▶ [Exercise directions]: Output the line containing "Read out every word on this page." and each line after it through the end of the data, exactly as written, with pictures left out.
────────
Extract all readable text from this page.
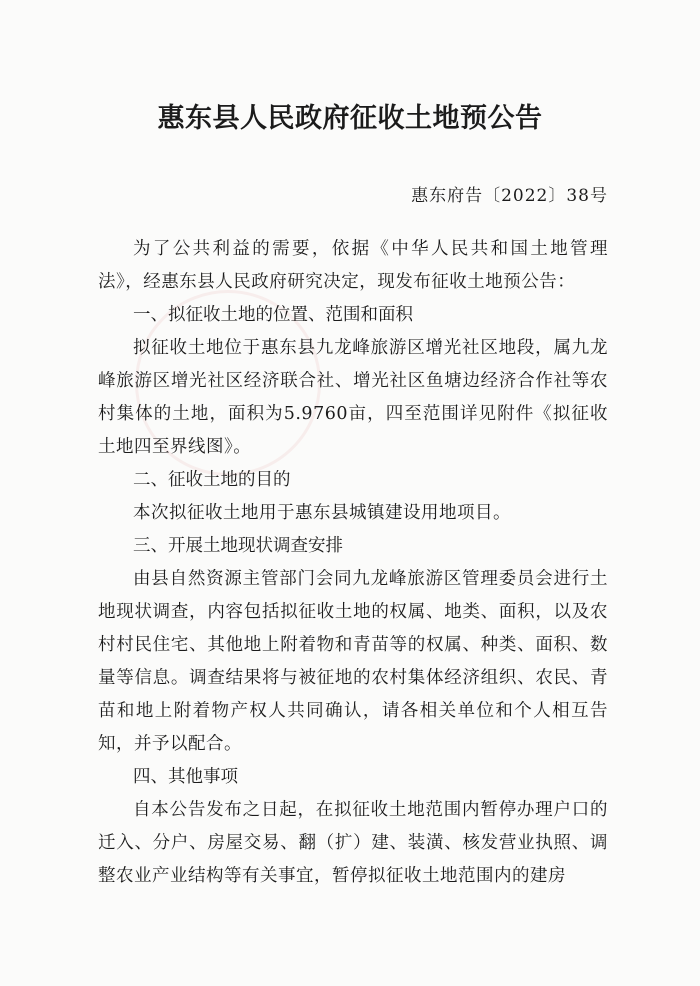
惠东县人民政府征收土地预公告

惠东府告〔2022〕38号

为了公共利益的需要，依据《中华人民共和国土地管理法》，经惠东县人民政府研究决定，现发布征收土地预公告：

一、拟征收土地的位置、范围和面积

拟征收土地位于惠东县九龙峰旅游区增光社区地段，属九龙峰旅游区增光社区经济联合社、增光社区鱼塘边经济合作社等农村集体的土地，面积为5.9760亩，四至范围详见附件《拟征收土地四至界线图》。

二、征收土地的目的

本次拟征收土地用于惠东县城镇建设用地项目。

三、开展土地现状调查安排

由县自然资源主管部门会同九龙峰旅游区管理委员会进行土地现状调查，内容包括拟征收土地的权属、地类、面积，以及农村村民住宅、其他地上附着物和青苗等的权属、种类、面积、数量等信息。调查结果将与被征地的农村集体经济组织、农民、青苗和地上附着物产权人共同确认，请各相关单位和个人相互告知，并予以配合。

四、其他事项

自本公告发布之日起，在拟征收土地范围内暂停办理户口的迁入、分户、房屋交易、翻（扩）建、装潢、核发营业执照、调整农业产业结构等有关事宜，暂停拟征收土地范围内的建房
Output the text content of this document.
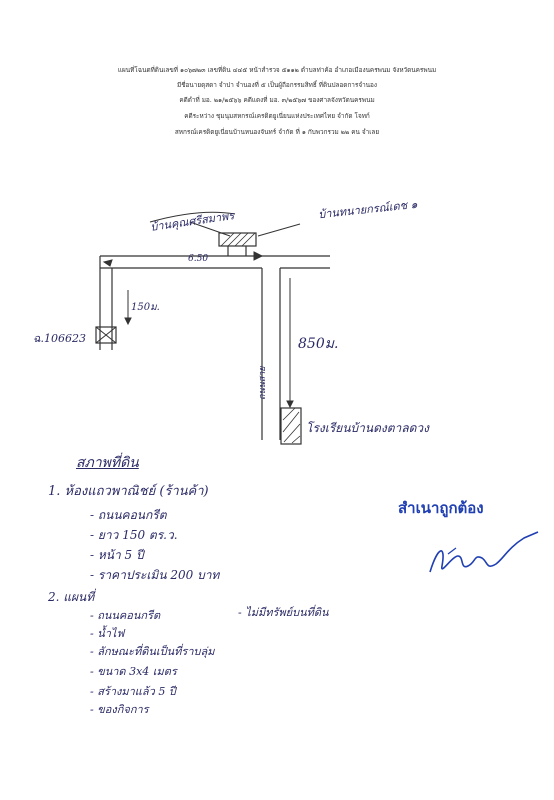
แผนที่โฉนดที่ดินเลขที่ ๑๐๖๗๒๓ เลขที่ดิน ๔๔๕ หน้าสำรวจ ๕๑๑๒ ตำบลท่าค้อ อำเภอเมืองนครพนม จังหวัดนครพนม
มีชื่อนายดุสดา จำปา จำนองที่ ๕ เป็นผู้ถือกรรมสิทธิ์ ที่ดินปลอดการจำนอง
คดีดำที่ มอ. ๒๑/๒๕๖๖ คดีแดงที่ มอ. ๓/๒๕๖๗ ของศาลจังหวัดนครพนม
คดีระหว่าง ชุมนุมสหกรณ์เครดิตยูเนี่ยนแห่งประเทศไทย จำกัด โจทก์
สหกรณ์เครดิตยูเนี่ยนบ้านหนองจันทร์ จำกัด ที่ ๑ กับพวกรวม ๒๒ คน จำเลย
บ้านคุณศรีสมาพร	บ้านทนายกรณ์เดช ๑
6.50
150ม.
ฉ.106623	850ม.
ถนนสาย
โรงเรียนบ้านดงตาลดวง
สภาพที่ดิน
1. ห้องแถวพาณิชย์ (ร้านค้า)
- ถนนคอนกรีต
- ยาว 150 ตร.ว.
- หน้า 5 ปี
- ราคาประเมิน 200 บาท
2. แผนที่
- ถนนคอนกรีต	- ไม่มีทรัพย์บนที่ดิน
- น้ำไฟ
- ลักษณะที่ดินเป็นที่ราบลุ่ม
- ขนาด 3x4 เมตร
- สร้างมาแล้ว 5 ปี
- ของกิจการ
สำเนาถูกต้อง
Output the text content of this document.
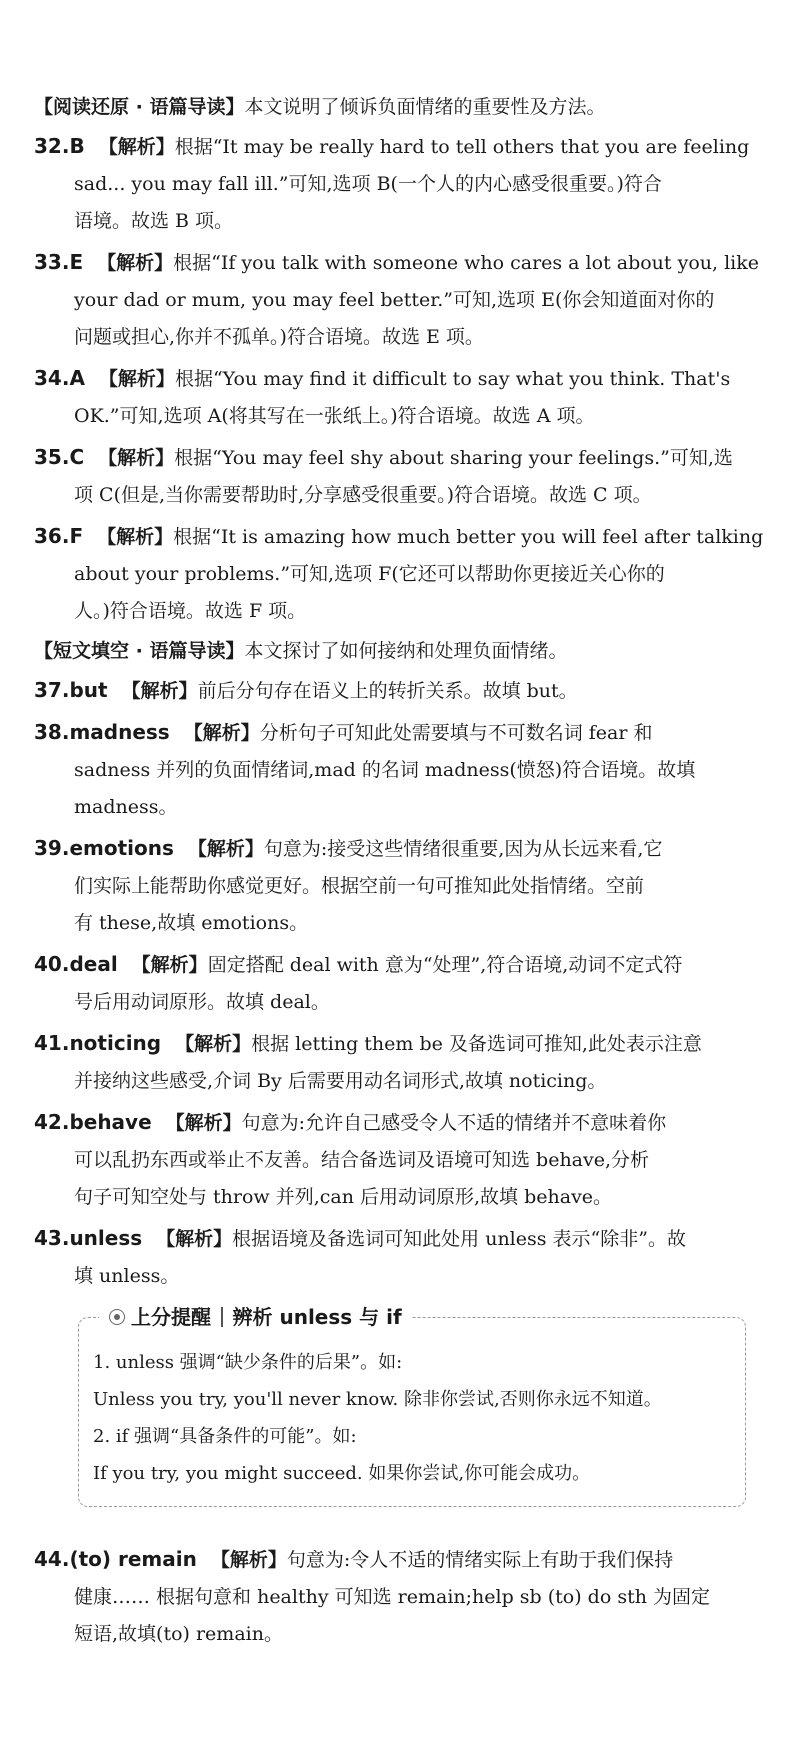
【阅读还原 · 语篇导读】本文说明了倾诉负面情绪的重要性及方法。
32.B 【解析】根据“It may be really hard to tell others that you are feeling
sad... you may fall ill.”可知,选项 B(一个人的内心感受很重要。)符合
语境。故选 B 项。
33.E 【解析】根据“If you talk with someone who cares a lot about you, like
your dad or mum, you may feel better.”可知,选项 E(你会知道面对你的
问题或担心,你并不孤单。)符合语境。故选 E 项。
34.A 【解析】根据“You may find it difficult to say what you think. That's
OK.”可知,选项 A(将其写在一张纸上。)符合语境。故选 A 项。
35.C 【解析】根据“You may feel shy about sharing your feelings.”可知,选
项 C(但是,当你需要帮助时,分享感受很重要。)符合语境。故选 C 项。
36.F 【解析】根据“It is amazing how much better you will feel after talking
about your problems.”可知,选项 F(它还可以帮助你更接近关心你的
人。)符合语境。故选 F 项。
【短文填空 · 语篇导读】本文探讨了如何接纳和处理负面情绪。
37.but 【解析】前后分句存在语义上的转折关系。故填 but。
38.madness 【解析】分析句子可知此处需要填与不可数名词 fear 和
sadness 并列的负面情绪词,mad 的名词 madness(愤怒)符合语境。故填
madness。
39.emotions 【解析】句意为:接受这些情绪很重要,因为从长远来看,它
们实际上能帮助你感觉更好。根据空前一句可推知此处指情绪。空前
有 these,故填 emotions。
40.deal 【解析】固定搭配 deal with 意为“处理”,符合语境,动词不定式符
号后用动词原形。故填 deal。
41.noticing 【解析】根据 letting them be 及备选词可推知,此处表示注意
并接纳这些感受,介词 By 后需要用动名词形式,故填 noticing。
42.behave 【解析】句意为:允许自己感受令人不适的情绪并不意味着你
可以乱扔东西或举止不友善。结合备选词及语境可知选 behave,分析
句子可知空处与 throw 并列,can 后用动词原形,故填 behave。
43.unless 【解析】根据语境及备选词可知此处用 unless 表示“除非”。故
填 unless。
上分提醒 辨析 unless 与 if
1. unless 强调“缺少条件的后果”。如:
Unless you try, you'll never know. 除非你尝试,否则你永远不知道。
2. if 强调“具备条件的可能”。如:
If you try, you might succeed. 如果你尝试,你可能会成功。
44.(to) remain 【解析】句意为:令人不适的情绪实际上有助于我们保持
健康…… 根据句意和 healthy 可知选 remain;help sb (to) do sth 为固定
短语,故填(to) remain。
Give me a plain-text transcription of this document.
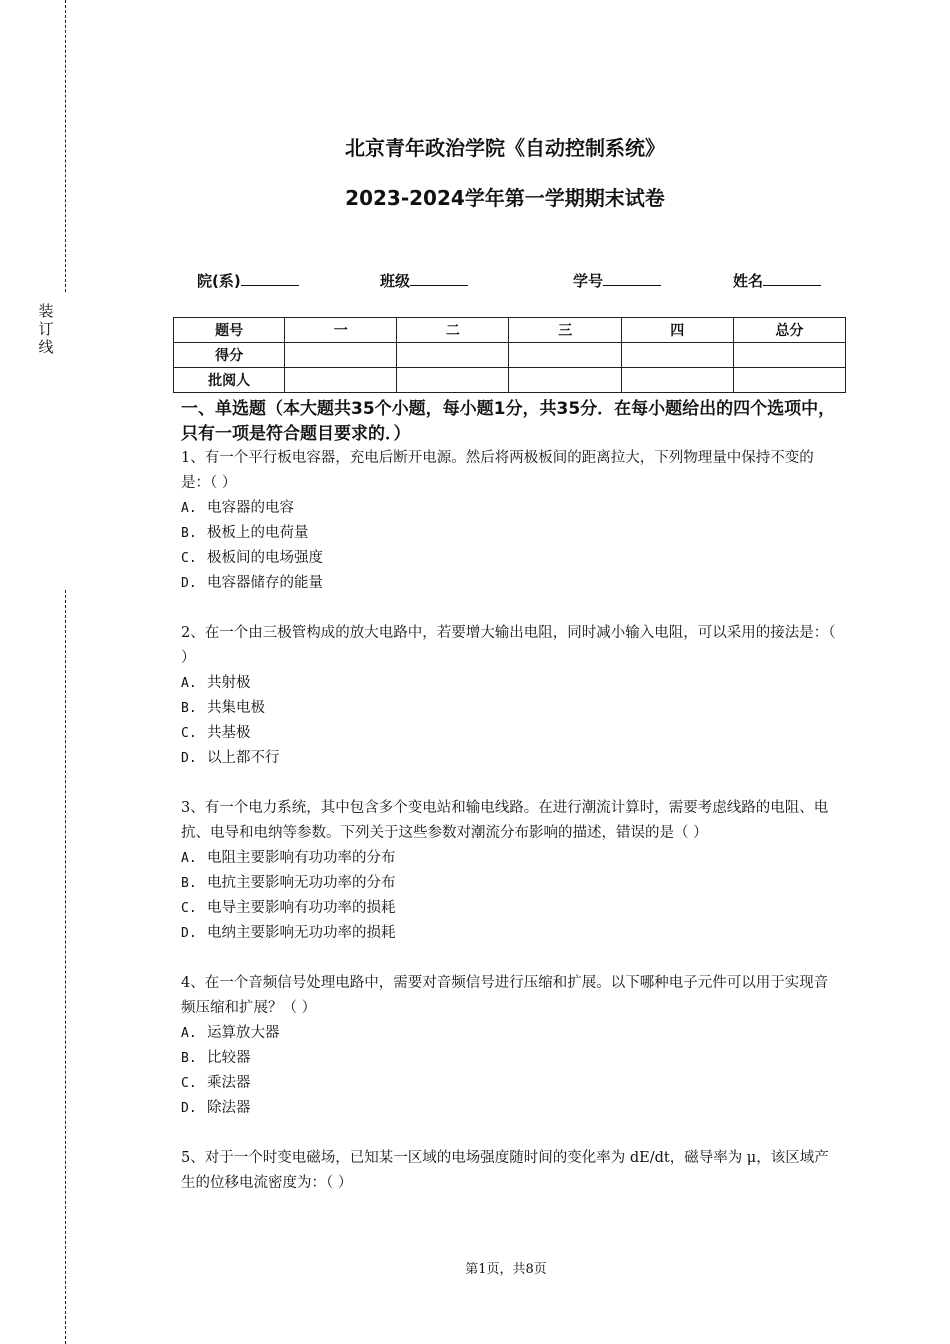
装
订
线
北京青年政治学院《自动控制系统》
2023-2024学年第一学期期末试卷
院(系)	班级	学号	姓名
题号	一	二	三	四	总分
得分					
批阅人					
一、单选题（本大题共35个小题，每小题1分，共35分．在每小题给出的四个选项中，只有一项是符合题目要求的．）

1、有一个平行板电容器，充电后断开电源。然后将两极板间的距离拉大，下列物理量中保持不变的是：（ ）

A. 电容器的电容

B. 极板上的电荷量

C. 极板间的电场强度

D. 电容器储存的能量

2、在一个由三极管构成的放大电路中，若要增大输出电阻，同时减小输入电阻，可以采用的接法是：（ ）

A. 共射极

B. 共集电极

C. 共基极

D. 以上都不行

3、有一个电力系统，其中包含多个变电站和输电线路。在进行潮流计算时，需要考虑线路的电阻、电抗、电导和电纳等参数。下列关于这些参数对潮流分布影响的描述，错误的是（ ）

A. 电阻主要影响有功功率的分布

B. 电抗主要影响无功功率的分布

C. 电导主要影响有功功率的损耗

D. 电纳主要影响无功功率的损耗

4、在一个音频信号处理电路中，需要对音频信号进行压缩和扩展。以下哪种电子元件可以用于实现音频压缩和扩展？（ ）

A. 运算放大器

B. 比较器

C. 乘法器

D. 除法器

5、对于一个时变电磁场，已知某一区域的电场强度随时间的变化率为 dE/dt，磁导率为 μ，该区域产生的位移电流密度为：（ ）

第1页，共8页
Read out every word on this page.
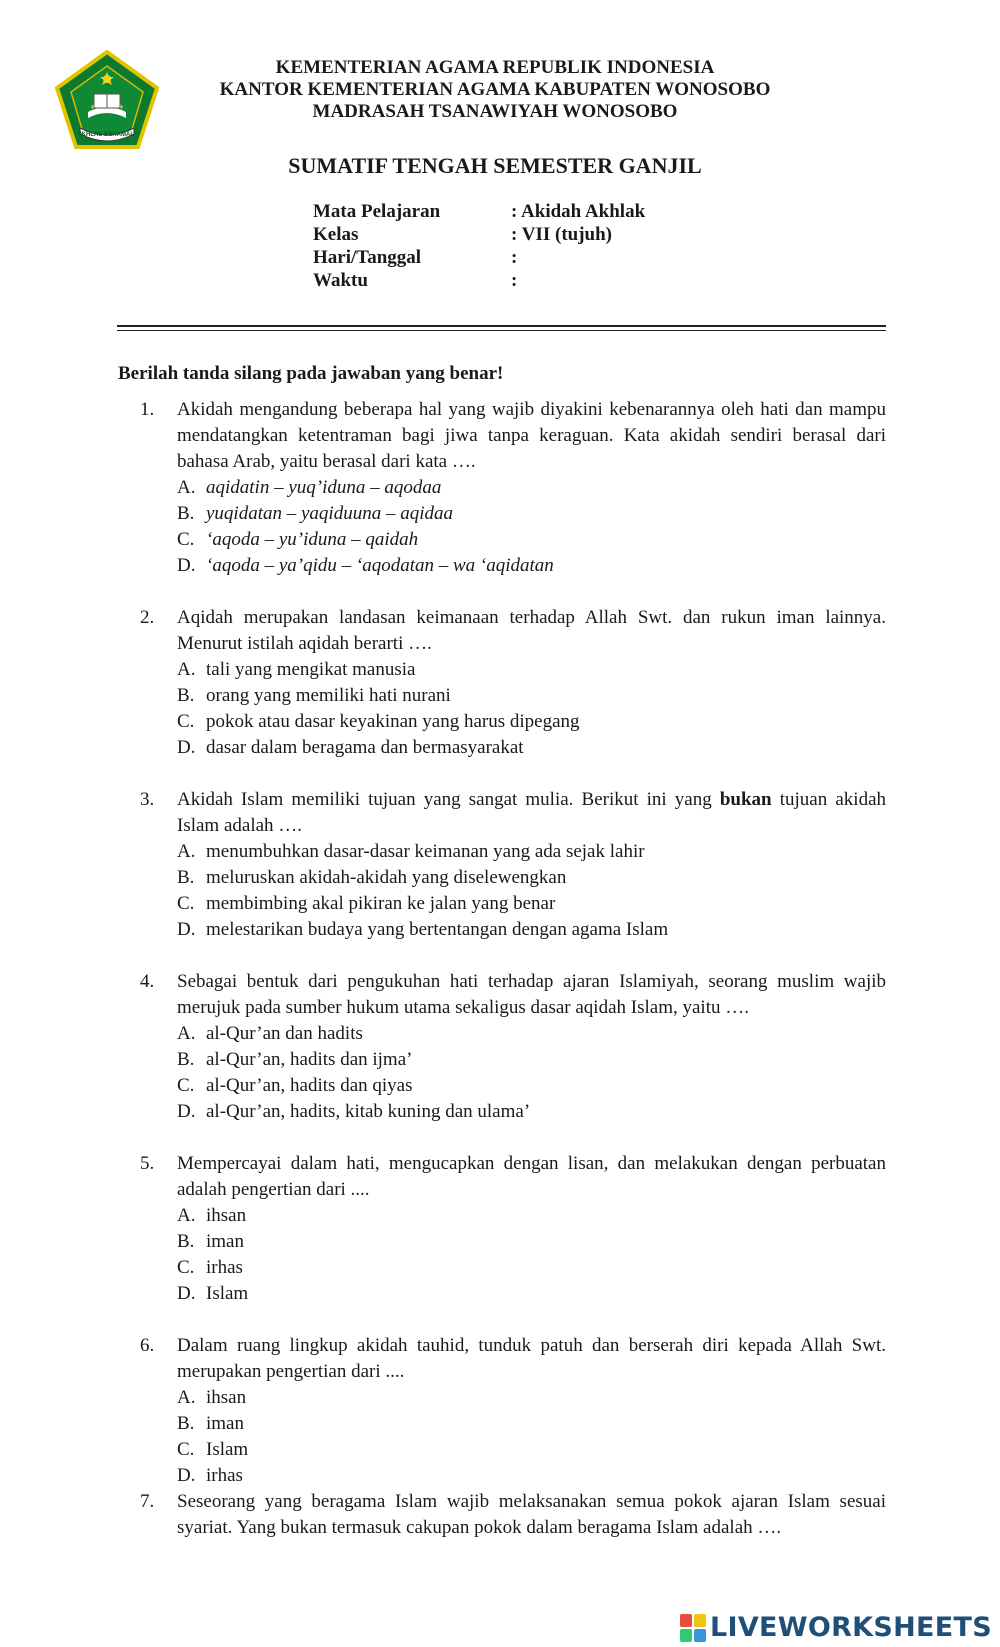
IKHLAS BERAMAL
KEMENTERIAN AGAMA REPUBLIK INDONESIA
KANTOR KEMENTERIAN AGAMA KABUPATEN WONOSOBO
MADRASAH TSANAWIYAH WONOSOBO
SUMATIF TENGAH SEMESTER GANJIL
Mata Pelajaran	: Akidah Akhlak
Kelas	: VII (tujuh)
Hari/Tanggal	:
Waktu	:
Berilah tanda silang pada jawaban yang benar!
1.	Akidah mengandung beberapa hal yang wajib diyakini kebenarannya oleh hati dan mampu mendatangkan ketentraman bagi jiwa tanpa keraguan. Kata akidah sendiri berasal dari bahasa Arab, yaitu berasal dari kata ….
A. aqidatin – yuq’iduna – aqodaa
B. yuqidatan – yaqiduuna – aqidaa
C. ‘aqoda – yu’iduna – qaidah
D. ‘aqoda – ya’qidu – ‘aqodatan – wa ‘aqidatan
2.	Aqidah merupakan landasan keimanaan terhadap Allah Swt. dan rukun iman lainnya. Menurut istilah aqidah berarti ….
A. tali yang mengikat manusia
B. orang yang memiliki hati nurani
C. pokok atau dasar keyakinan yang harus dipegang
D. dasar dalam beragama dan bermasyarakat
3.	Akidah Islam memiliki tujuan yang sangat mulia. Berikut ini yang bukan tujuan akidah Islam adalah ….
A. menumbuhkan dasar-dasar keimanan yang ada sejak lahir
B. meluruskan akidah-akidah yang diselewengkan
C. membimbing akal pikiran ke jalan yang benar
D. melestarikan budaya yang bertentangan dengan agama Islam
4.	Sebagai bentuk dari pengukuhan hati terhadap ajaran Islamiyah, seorang muslim wajib merujuk pada sumber hukum utama sekaligus dasar aqidah Islam, yaitu ….
A. al-Qur’an dan hadits
B. al-Qur’an, hadits dan ijma’
C. al-Qur’an, hadits dan qiyas
D. al-Qur’an, hadits, kitab kuning dan ulama’
5.	Mempercayai dalam hati, mengucapkan dengan lisan, dan melakukan dengan perbuatan adalah pengertian dari ....
A. ihsan
B. iman
C. irhas
D. Islam
6.	Dalam ruang lingkup akidah tauhid, tunduk patuh dan berserah diri kepada Allah Swt. merupakan pengertian dari ....
A. ihsan
B. iman
C. Islam
D. irhas
7.	Seseorang yang beragama Islam wajib melaksanakan semua pokok ajaran Islam sesuai syariat. Yang bukan termasuk cakupan pokok dalam beragama Islam adalah ….
LIVEWORKSHEETS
────────
▶ [Solved problem]:
Read out every word on this page.
IKHLAS BERAMAL
KEMENTERIAN AGAMA REPUBLIK INDONESIA
KANTOR KEMENTERIAN AGAMA KABUPATEN WONOSOBO
MADRASAH TSANAWIYAH WONOSOBO
SUMATIF TENGAH SEMESTER GANJIL
Mata Pelajaran	: Akidah Akhlak
Kelas	: VII (tujuh)
Hari/Tanggal	:
Waktu	:
Berilah tanda silang pada jawaban yang benar!
1.	Akidah mengandung beberapa hal yang wajib diyakini kebenarannya oleh hati dan mampu mendatangkan ketentraman bagi jiwa tanpa keraguan. Kata akidah sendiri berasal dari bahasa Arab, yaitu berasal dari kata ….
A. aqidatin – yuq’iduna – aqodaa
B. yuqidatan – yaqiduuna – aqidaa
C. ‘aqoda – yu’iduna – qaidah
D. ‘aqoda – ya’qidu – ‘aqodatan – wa ‘aqidatan
2.	Aqidah merupakan landasan keimanaan terhadap Allah Swt. dan rukun iman lainnya. Menurut istilah aqidah berarti ….
A. tali yang mengikat manusia
B. orang yang memiliki hati nurani
C. pokok atau dasar keyakinan yang harus dipegang
D. dasar dalam beragama dan bermasyarakat
3.	Akidah Islam memiliki tujuan yang sangat mulia. Berikut ini yang bukan tujuan akidah Islam adalah ….
A. menumbuhkan dasar-dasar keimanan yang ada sejak lahir
B. meluruskan akidah-akidah yang diselewengkan
C. membimbing akal pikiran ke jalan yang benar
D. melestarikan budaya yang bertentangan dengan agama Islam
4.	Sebagai bentuk dari pengukuhan hati terhadap ajaran Islamiyah, seorang muslim wajib merujuk pada sumber hukum utama sekaligus dasar aqidah Islam, yaitu ….
A. al-Qur’an dan hadits
B. al-Qur’an, hadits dan ijma’
C. al-Qur’an, hadits dan qiyas
D. al-Qur’an, hadits, kitab kuning dan ulama’
5.	Mempercayai dalam hati, mengucapkan dengan lisan, dan melakukan dengan perbuatan adalah pengertian dari ....
A. ihsan
B. iman
C. irhas
D. Islam
6.	Dalam ruang lingkup akidah tauhid, tunduk patuh dan berserah diri kepada Allah Swt. merupakan pengertian dari ....
A. ihsan
B. iman
C. Islam
D. irhas
7.	Seseorang yang beragama Islam wajib melaksanakan semua pokok ajaran Islam sesuai syariat. Yang bukan termasuk cakupan pokok dalam beragama Islam adalah ….
LIVEWORKSHEETS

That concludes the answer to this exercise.